* To be done
Give the material again in full, matching it exactly.
╭──
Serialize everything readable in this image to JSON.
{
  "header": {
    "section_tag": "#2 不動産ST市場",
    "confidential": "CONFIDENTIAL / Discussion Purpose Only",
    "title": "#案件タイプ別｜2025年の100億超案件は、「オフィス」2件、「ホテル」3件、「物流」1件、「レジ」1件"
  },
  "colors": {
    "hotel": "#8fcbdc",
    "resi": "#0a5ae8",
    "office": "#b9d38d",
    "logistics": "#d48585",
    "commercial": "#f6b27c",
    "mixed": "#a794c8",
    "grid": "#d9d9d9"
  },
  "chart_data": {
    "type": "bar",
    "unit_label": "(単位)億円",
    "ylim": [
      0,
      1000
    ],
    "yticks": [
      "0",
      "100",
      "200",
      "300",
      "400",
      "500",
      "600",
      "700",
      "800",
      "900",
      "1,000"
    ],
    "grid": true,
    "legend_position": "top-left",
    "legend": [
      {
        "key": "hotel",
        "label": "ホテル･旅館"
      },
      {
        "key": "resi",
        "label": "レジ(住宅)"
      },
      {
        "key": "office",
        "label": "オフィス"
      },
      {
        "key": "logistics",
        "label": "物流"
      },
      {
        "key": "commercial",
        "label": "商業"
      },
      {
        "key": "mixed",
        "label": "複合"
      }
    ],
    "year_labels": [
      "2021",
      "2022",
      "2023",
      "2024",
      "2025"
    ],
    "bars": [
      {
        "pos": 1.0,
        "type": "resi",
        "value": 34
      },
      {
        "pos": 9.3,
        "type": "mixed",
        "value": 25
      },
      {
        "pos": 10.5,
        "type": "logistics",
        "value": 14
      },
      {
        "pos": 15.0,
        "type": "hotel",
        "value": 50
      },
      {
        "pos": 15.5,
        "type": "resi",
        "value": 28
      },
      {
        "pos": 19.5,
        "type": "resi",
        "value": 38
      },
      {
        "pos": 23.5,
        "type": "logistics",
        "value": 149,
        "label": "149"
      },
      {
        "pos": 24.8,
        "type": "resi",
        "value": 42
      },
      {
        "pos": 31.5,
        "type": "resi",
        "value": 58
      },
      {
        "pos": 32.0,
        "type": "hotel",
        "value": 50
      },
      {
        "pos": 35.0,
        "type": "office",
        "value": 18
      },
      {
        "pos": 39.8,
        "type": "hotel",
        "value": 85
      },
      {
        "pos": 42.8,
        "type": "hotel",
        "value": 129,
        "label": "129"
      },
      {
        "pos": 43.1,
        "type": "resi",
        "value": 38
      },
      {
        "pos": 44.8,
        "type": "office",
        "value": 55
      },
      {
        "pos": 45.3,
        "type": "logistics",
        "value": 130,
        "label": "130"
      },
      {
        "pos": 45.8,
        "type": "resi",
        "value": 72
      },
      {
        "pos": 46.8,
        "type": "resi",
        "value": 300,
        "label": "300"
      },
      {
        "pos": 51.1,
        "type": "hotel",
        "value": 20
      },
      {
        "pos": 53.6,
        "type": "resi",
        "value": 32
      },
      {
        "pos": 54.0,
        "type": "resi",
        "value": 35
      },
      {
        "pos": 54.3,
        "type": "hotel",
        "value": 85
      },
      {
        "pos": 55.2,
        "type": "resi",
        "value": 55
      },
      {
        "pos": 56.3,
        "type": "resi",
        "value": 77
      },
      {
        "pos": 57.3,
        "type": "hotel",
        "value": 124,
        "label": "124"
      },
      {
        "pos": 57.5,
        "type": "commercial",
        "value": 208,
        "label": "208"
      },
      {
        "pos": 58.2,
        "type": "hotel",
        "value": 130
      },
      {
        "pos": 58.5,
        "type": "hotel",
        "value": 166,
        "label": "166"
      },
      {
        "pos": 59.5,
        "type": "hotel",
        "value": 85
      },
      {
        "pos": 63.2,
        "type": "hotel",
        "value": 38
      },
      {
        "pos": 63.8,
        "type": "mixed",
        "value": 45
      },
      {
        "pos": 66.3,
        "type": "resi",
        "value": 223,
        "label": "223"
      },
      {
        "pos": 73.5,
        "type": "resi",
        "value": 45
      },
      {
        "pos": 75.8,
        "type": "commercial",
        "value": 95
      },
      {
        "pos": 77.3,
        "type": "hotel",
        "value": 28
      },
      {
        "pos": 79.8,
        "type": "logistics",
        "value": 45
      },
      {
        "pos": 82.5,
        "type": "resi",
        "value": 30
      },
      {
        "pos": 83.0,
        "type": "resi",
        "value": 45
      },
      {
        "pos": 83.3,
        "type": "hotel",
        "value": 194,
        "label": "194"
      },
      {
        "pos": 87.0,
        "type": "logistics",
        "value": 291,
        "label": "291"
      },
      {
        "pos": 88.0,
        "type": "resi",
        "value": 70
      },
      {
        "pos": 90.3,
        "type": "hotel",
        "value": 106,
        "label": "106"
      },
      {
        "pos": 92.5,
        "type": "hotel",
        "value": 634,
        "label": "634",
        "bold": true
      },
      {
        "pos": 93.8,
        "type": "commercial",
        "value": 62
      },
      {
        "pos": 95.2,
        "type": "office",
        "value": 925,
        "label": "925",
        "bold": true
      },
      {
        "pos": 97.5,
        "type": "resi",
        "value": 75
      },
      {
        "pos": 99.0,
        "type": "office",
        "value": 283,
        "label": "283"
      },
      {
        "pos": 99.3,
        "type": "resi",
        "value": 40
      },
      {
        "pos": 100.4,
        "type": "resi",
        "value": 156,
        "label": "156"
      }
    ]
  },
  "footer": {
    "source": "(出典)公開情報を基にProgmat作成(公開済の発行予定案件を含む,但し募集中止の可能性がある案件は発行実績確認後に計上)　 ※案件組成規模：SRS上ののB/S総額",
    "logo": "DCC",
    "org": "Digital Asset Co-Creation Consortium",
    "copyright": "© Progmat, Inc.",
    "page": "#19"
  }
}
╰──
* Exercise response
Serialize everything readable in this image to JSON.
{
  "header": {
    "section_tag": "#2 不動産ST市場",
    "confidential": "CONFIDENTIAL / Discussion Purpose Only",
    "title": "#案件タイプ別｜2025年の100億超案件は、「オフィス」2件、「ホテル」3件、「物流」1件、「レジ」1件"
  },
  "colors": {
    "hotel": "#8fcbdc",
    "resi": "#0a5ae8",
    "office": "#b9d38d",
    "logistics": "#d48585",
    "commercial": "#f6b27c",
    "mixed": "#a794c8",
    "grid": "#d9d9d9"
  },
  "chart_data": {
    "type": "bar",
    "unit_label": "(単位)億円",
    "ylim": [
      0,
      1000
    ],
    "yticks": [
      "0",
      "100",
      "200",
      "300",
      "400",
      "500",
      "600",
      "700",
      "800",
      "900",
      "1,000"
    ],
    "grid": true,
    "legend_position": "top-left",
    "legend": [
      {
        "key": "hotel",
        "label": "ホテル･旅館"
      },
      {
        "key": "resi",
        "label": "レジ(住宅)"
      },
      {
        "key": "office",
        "label": "オフィス"
      },
      {
        "key": "logistics",
        "label": "物流"
      },
      {
        "key": "commercial",
        "label": "商業"
      },
      {
        "key": "mixed",
        "label": "複合"
      }
    ],
    "year_labels": [
      "2021",
      "2022",
      "2023",
      "2024",
      "2025"
    ],
    "bars": [
      {
        "pos": 1.0,
        "type": "resi",
        "value": 34
      },
      {
        "pos": 9.3,
        "type": "mixed",
        "value": 25
      },
      {
        "pos": 10.5,
        "type": "logistics",
        "value": 14
      },
      {
        "pos": 15.0,
        "type": "hotel",
        "value": 50
      },
      {
        "pos": 15.5,
        "type": "resi",
        "value": 28
      },
      {
        "pos": 19.5,
        "type": "resi",
        "value": 38
      },
      {
        "pos": 23.5,
        "type": "logistics",
        "value": 149,
        "label": "149"
      },
      {
        "pos": 24.8,
        "type": "resi",
        "value": 42
      },
      {
        "pos": 31.5,
        "type": "resi",
        "value": 58
      },
      {
        "pos": 32.0,
        "type": "hotel",
        "value": 50
      },
      {
        "pos": 35.0,
        "type": "office",
        "value": 18
      },
      {
        "pos": 39.8,
        "type": "hotel",
        "value": 85
      },
      {
        "pos": 42.8,
        "type": "hotel",
        "value": 129,
        "label": "129"
      },
      {
        "pos": 43.1,
        "type": "resi",
        "value": 38
      },
      {
        "pos": 44.8,
        "type": "office",
        "value": 55
      },
      {
        "pos": 45.3,
        "type": "logistics",
        "value": 130,
        "label": "130"
      },
      {
        "pos": 45.8,
        "type": "resi",
        "value": 72
      },
      {
        "pos": 46.8,
        "type": "resi",
        "value": 300,
        "label": "300"
      },
      {
        "pos": 51.1,
        "type": "hotel",
        "value": 20
      },
      {
        "pos": 53.6,
        "type": "resi",
        "value": 32
      },
      {
        "pos": 54.0,
        "type": "resi",
        "value": 35
      },
      {
        "pos": 54.3,
        "type": "hotel",
        "value": 85
      },
      {
        "pos": 55.2,
        "type": "resi",
        "value": 55
      },
      {
        "pos": 56.3,
        "type": "resi",
        "value": 77
      },
      {
        "pos": 57.3,
        "type": "hotel",
        "value": 124,
        "label": "124"
      },
      {
        "pos": 57.5,
        "type": "commercial",
        "value": 208,
        "label": "208"
      },
      {
        "pos": 58.2,
        "type": "hotel",
        "value": 130
      },
      {
        "pos": 58.5,
        "type": "hotel",
        "value": 166,
        "label": "166"
      },
      {
        "pos": 59.5,
        "type": "hotel",
        "value": 85
      },
      {
        "pos": 63.2,
        "type": "hotel",
        "value": 38
      },
      {
        "pos": 63.8,
        "type": "mixed",
        "value": 45
      },
      {
        "pos": 66.3,
        "type": "resi",
        "value": 223,
        "label": "223"
      },
      {
        "pos": 73.5,
        "type": "resi",
        "value": 45
      },
      {
        "pos": 75.8,
        "type": "commercial",
        "value": 95
      },
      {
        "pos": 77.3,
        "type": "hotel",
        "value": 28
      },
      {
        "pos": 79.8,
        "type": "logistics",
        "value": 45
      },
      {
        "pos": 82.5,
        "type": "resi",
        "value": 30
      },
      {
        "pos": 83.0,
        "type": "resi",
        "value": 45
      },
      {
        "pos": 83.3,
        "type": "hotel",
        "value": 194,
        "label": "194"
      },
      {
        "pos": 87.0,
        "type": "logistics",
        "value": 291,
        "label": "291"
      },
      {
        "pos": 88.0,
        "type": "resi",
        "value": 70
      },
      {
        "pos": 90.3,
        "type": "hotel",
        "value": 106,
        "label": "106"
      },
      {
        "pos": 92.5,
        "type": "hotel",
        "value": 634,
        "label": "634",
        "bold": true
      },
      {
        "pos": 93.8,
        "type": "commercial",
        "value": 62
      },
      {
        "pos": 95.2,
        "type": "office",
        "value": 925,
        "label": "925",
        "bold": true
      },
      {
        "pos": 97.5,
        "type": "resi",
        "value": 75
      },
      {
        "pos": 99.0,
        "type": "office",
        "value": 283,
        "label": "283"
      },
      {
        "pos": 99.3,
        "type": "resi",
        "value": 40
      },
      {
        "pos": 100.4,
        "type": "resi",
        "value": 156,
        "label": "156"
      }
    ]
  },
  "footer": {
    "source": "(出典)公開情報を基にProgmat作成(公開済の発行予定案件を含む,但し募集中止の可能性がある案件は発行実績確認後に計上)　 ※案件組成規模：SRS上ののB/S総額",
    "logo": "DCC",
    "org": "Digital Asset Co-Creation Consortium",
    "copyright": "© Progmat, Inc.",
    "page": "#19"
  }
}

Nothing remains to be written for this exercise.